— START OF Provided records —
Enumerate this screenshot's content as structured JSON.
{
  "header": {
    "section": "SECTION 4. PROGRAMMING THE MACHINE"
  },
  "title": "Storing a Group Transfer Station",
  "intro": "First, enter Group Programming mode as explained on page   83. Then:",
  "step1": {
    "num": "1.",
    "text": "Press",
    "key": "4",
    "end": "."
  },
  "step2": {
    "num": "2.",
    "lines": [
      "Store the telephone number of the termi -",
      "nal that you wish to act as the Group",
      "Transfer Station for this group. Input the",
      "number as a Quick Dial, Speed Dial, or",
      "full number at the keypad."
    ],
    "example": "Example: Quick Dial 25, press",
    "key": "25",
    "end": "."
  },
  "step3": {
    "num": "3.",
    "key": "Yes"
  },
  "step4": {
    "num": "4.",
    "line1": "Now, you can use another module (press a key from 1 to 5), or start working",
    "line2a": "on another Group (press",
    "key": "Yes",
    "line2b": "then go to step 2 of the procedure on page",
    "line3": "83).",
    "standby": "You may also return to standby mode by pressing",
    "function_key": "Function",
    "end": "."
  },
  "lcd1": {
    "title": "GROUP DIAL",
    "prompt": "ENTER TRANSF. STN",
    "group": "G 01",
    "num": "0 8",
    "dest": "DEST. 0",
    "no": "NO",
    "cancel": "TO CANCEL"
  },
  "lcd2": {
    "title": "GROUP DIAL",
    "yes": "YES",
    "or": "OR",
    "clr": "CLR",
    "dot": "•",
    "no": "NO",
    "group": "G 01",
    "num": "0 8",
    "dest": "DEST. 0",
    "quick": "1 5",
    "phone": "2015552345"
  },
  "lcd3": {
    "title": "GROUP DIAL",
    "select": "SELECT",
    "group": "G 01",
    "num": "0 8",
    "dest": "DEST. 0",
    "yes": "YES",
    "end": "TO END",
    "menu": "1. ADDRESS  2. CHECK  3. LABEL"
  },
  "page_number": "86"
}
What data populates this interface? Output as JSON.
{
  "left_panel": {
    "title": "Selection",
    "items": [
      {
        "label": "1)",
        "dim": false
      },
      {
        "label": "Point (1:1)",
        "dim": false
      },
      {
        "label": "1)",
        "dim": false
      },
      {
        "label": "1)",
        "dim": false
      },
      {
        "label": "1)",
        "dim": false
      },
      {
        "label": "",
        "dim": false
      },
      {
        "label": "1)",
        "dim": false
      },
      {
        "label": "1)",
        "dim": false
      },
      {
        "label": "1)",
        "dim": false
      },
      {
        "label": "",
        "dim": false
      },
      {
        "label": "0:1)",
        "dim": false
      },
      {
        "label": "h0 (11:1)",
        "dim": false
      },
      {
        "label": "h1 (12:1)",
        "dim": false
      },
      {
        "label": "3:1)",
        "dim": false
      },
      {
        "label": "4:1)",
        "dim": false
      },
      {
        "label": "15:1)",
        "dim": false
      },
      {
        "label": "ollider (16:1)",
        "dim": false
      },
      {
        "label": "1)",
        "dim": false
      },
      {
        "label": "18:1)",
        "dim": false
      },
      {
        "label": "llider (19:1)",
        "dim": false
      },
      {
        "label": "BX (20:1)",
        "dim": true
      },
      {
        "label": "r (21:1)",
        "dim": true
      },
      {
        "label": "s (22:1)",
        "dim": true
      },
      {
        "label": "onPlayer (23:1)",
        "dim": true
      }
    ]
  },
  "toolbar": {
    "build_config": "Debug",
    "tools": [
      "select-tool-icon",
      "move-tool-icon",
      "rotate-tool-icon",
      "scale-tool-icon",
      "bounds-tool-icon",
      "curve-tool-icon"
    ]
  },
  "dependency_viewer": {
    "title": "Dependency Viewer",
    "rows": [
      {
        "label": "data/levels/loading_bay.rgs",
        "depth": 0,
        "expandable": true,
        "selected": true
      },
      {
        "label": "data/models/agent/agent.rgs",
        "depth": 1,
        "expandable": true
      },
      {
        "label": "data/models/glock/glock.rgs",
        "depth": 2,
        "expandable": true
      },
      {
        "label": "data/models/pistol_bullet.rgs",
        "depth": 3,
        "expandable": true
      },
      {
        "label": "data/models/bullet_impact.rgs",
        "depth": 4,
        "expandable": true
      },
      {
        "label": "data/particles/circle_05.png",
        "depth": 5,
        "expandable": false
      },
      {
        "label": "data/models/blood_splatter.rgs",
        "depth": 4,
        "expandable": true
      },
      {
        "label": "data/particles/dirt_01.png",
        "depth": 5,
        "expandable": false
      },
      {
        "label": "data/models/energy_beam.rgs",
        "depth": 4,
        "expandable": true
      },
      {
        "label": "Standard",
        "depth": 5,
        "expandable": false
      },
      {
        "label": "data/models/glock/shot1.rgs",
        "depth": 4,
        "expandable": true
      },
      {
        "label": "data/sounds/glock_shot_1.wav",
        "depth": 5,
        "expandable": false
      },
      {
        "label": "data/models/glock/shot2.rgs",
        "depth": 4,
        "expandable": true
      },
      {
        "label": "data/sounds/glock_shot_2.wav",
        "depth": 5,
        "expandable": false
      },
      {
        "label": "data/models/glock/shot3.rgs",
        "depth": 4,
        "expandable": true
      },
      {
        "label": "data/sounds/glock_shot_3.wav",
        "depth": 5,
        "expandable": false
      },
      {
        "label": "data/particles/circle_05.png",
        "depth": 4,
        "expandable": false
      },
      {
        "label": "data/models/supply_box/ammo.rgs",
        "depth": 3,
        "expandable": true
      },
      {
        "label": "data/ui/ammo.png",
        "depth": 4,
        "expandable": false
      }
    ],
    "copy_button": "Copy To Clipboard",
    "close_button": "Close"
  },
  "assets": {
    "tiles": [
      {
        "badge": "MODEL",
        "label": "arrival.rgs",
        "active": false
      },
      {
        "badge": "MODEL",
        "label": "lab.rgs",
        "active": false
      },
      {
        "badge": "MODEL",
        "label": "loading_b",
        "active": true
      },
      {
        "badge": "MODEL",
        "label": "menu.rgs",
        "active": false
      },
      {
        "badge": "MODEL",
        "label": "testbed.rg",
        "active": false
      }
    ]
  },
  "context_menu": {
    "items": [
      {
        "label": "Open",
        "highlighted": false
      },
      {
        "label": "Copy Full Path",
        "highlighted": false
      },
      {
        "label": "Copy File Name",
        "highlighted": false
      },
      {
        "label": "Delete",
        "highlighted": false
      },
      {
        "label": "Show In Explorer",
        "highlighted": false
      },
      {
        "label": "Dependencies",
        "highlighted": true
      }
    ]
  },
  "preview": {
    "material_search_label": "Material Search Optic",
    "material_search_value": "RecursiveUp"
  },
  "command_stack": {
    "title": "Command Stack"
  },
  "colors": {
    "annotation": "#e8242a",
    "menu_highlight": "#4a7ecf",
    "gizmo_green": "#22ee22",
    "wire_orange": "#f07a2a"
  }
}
— END OF Provided records —
Goal:
Reproduce the full listing word for word.

The response:
Enumerate this screenshot's content as structured JSON.
{
  "header": {
    "section": "SECTION 4. PROGRAMMING THE MACHINE"
  },
  "title": "Storing a Group Transfer Station",
  "intro": "First, enter Group Programming mode as explained on page   83. Then:",
  "step1": {
    "num": "1.",
    "text": "Press",
    "key": "4",
    "end": "."
  },
  "step2": {
    "num": "2.",
    "lines": [
      "Store the telephone number of the termi -",
      "nal that you wish to act as the Group",
      "Transfer Station for this group. Input the",
      "number as a Quick Dial, Speed Dial, or",
      "full number at the keypad."
    ],
    "example": "Example: Quick Dial 25, press",
    "key": "25",
    "end": "."
  },
  "step3": {
    "num": "3.",
    "key": "Yes"
  },
  "step4": {
    "num": "4.",
    "line1": "Now, you can use another module (press a key from 1 to 5), or start working",
    "line2a": "on another Group (press",
    "key": "Yes",
    "line2b": "then go to step 2 of the procedure on page",
    "line3": "83).",
    "standby": "You may also return to standby mode by pressing",
    "function_key": "Function",
    "end": "."
  },
  "lcd1": {
    "title": "GROUP DIAL",
    "prompt": "ENTER TRANSF. STN",
    "group": "G 01",
    "num": "0 8",
    "dest": "DEST. 0",
    "no": "NO",
    "cancel": "TO CANCEL"
  },
  "lcd2": {
    "title": "GROUP DIAL",
    "yes": "YES",
    "or": "OR",
    "clr": "CLR",
    "dot": "•",
    "no": "NO",
    "group": "G 01",
    "num": "0 8",
    "dest": "DEST. 0",
    "quick": "1 5",
    "phone": "2015552345"
  },
  "lcd3": {
    "title": "GROUP DIAL",
    "select": "SELECT",
    "group": "G 01",
    "num": "0 8",
    "dest": "DEST. 0",
    "yes": "YES",
    "end": "TO END",
    "menu": "1. ADDRESS  2. CHECK  3. LABEL"
  },
  "page_number": "86"
}
What data populates this interface? Output as JSON.
{
  "left_panel": {
    "title": "Selection",
    "items": [
      {
        "label": "1)",
        "dim": false
      },
      {
        "label": "Point (1:1)",
        "dim": false
      },
      {
        "label": "1)",
        "dim": false
      },
      {
        "label": "1)",
        "dim": false
      },
      {
        "label": "1)",
        "dim": false
      },
      {
        "label": "",
        "dim": false
      },
      {
        "label": "1)",
        "dim": false
      },
      {
        "label": "1)",
        "dim": false
      },
      {
        "label": "1)",
        "dim": false
      },
      {
        "label": "",
        "dim": false
      },
      {
        "label": "0:1)",
        "dim": false
      },
      {
        "label": "h0 (11:1)",
        "dim": false
      },
      {
        "label": "h1 (12:1)",
        "dim": false
      },
      {
        "label": "3:1)",
        "dim": false
      },
      {
        "label": "4:1)",
        "dim": false
      },
      {
        "label": "15:1)",
        "dim": false
      },
      {
        "label": "ollider (16:1)",
        "dim": false
      },
      {
        "label": "1)",
        "dim": false
      },
      {
        "label": "18:1)",
        "dim": false
      },
      {
        "label": "llider (19:1)",
        "dim": false
      },
      {
        "label": "BX (20:1)",
        "dim": true
      },
      {
        "label": "r (21:1)",
        "dim": true
      },
      {
        "label": "s (22:1)",
        "dim": true
      },
      {
        "label": "onPlayer (23:1)",
        "dim": true
      }
    ]
  },
  "toolbar": {
    "build_config": "Debug",
    "tools": [
      "select-tool-icon",
      "move-tool-icon",
      "rotate-tool-icon",
      "scale-tool-icon",
      "bounds-tool-icon",
      "curve-tool-icon"
    ]
  },
  "dependency_viewer": {
    "title": "Dependency Viewer",
    "rows": [
      {
        "label": "data/levels/loading_bay.rgs",
        "depth": 0,
        "expandable": true,
        "selected": true
      },
      {
        "label": "data/models/agent/agent.rgs",
        "depth": 1,
        "expandable": true
      },
      {
        "label": "data/models/glock/glock.rgs",
        "depth": 2,
        "expandable": true
      },
      {
        "label": "data/models/pistol_bullet.rgs",
        "depth": 3,
        "expandable": true
      },
      {
        "label": "data/models/bullet_impact.rgs",
        "depth": 4,
        "expandable": true
      },
      {
        "label": "data/particles/circle_05.png",
        "depth": 5,
        "expandable": false
      },
      {
        "label": "data/models/blood_splatter.rgs",
        "depth": 4,
        "expandable": true
      },
      {
        "label": "data/particles/dirt_01.png",
        "depth": 5,
        "expandable": false
      },
      {
        "label": "data/models/energy_beam.rgs",
        "depth": 4,
        "expandable": true
      },
      {
        "label": "Standard",
        "depth": 5,
        "expandable": false
      },
      {
        "label": "data/models/glock/shot1.rgs",
        "depth": 4,
        "expandable": true
      },
      {
        "label": "data/sounds/glock_shot_1.wav",
        "depth": 5,
        "expandable": false
      },
      {
        "label": "data/models/glock/shot2.rgs",
        "depth": 4,
        "expandable": true
      },
      {
        "label": "data/sounds/glock_shot_2.wav",
        "depth": 5,
        "expandable": false
      },
      {
        "label": "data/models/glock/shot3.rgs",
        "depth": 4,
        "expandable": true
      },
      {
        "label": "data/sounds/glock_shot_3.wav",
        "depth": 5,
        "expandable": false
      },
      {
        "label": "data/particles/circle_05.png",
        "depth": 4,
        "expandable": false
      },
      {
        "label": "data/models/supply_box/ammo.rgs",
        "depth": 3,
        "expandable": true
      },
      {
        "label": "data/ui/ammo.png",
        "depth": 4,
        "expandable": false
      }
    ],
    "copy_button": "Copy To Clipboard",
    "close_button": "Close"
  },
  "assets": {
    "tiles": [
      {
        "badge": "MODEL",
        "label": "arrival.rgs",
        "active": false
      },
      {
        "badge": "MODEL",
        "label": "lab.rgs",
        "active": false
      },
      {
        "badge": "MODEL",
        "label": "loading_b",
        "active": true
      },
      {
        "badge": "MODEL",
        "label": "menu.rgs",
        "active": false
      },
      {
        "badge": "MODEL",
        "label": "testbed.rg",
        "active": false
      }
    ]
  },
  "context_menu": {
    "items": [
      {
        "label": "Open",
        "highlighted": false
      },
      {
        "label": "Copy Full Path",
        "highlighted": false
      },
      {
        "label": "Copy File Name",
        "highlighted": false
      },
      {
        "label": "Delete",
        "highlighted": false
      },
      {
        "label": "Show In Explorer",
        "highlighted": false
      },
      {
        "label": "Dependencies",
        "highlighted": true
      }
    ]
  },
  "preview": {
    "material_search_label": "Material Search Optic",
    "material_search_value": "RecursiveUp"
  },
  "command_stack": {
    "title": "Command Stack"
  },
  "colors": {
    "annotation": "#e8242a",
    "menu_highlight": "#4a7ecf",
    "gizmo_green": "#22ee22",
    "wire_orange": "#f07a2a"
  }
}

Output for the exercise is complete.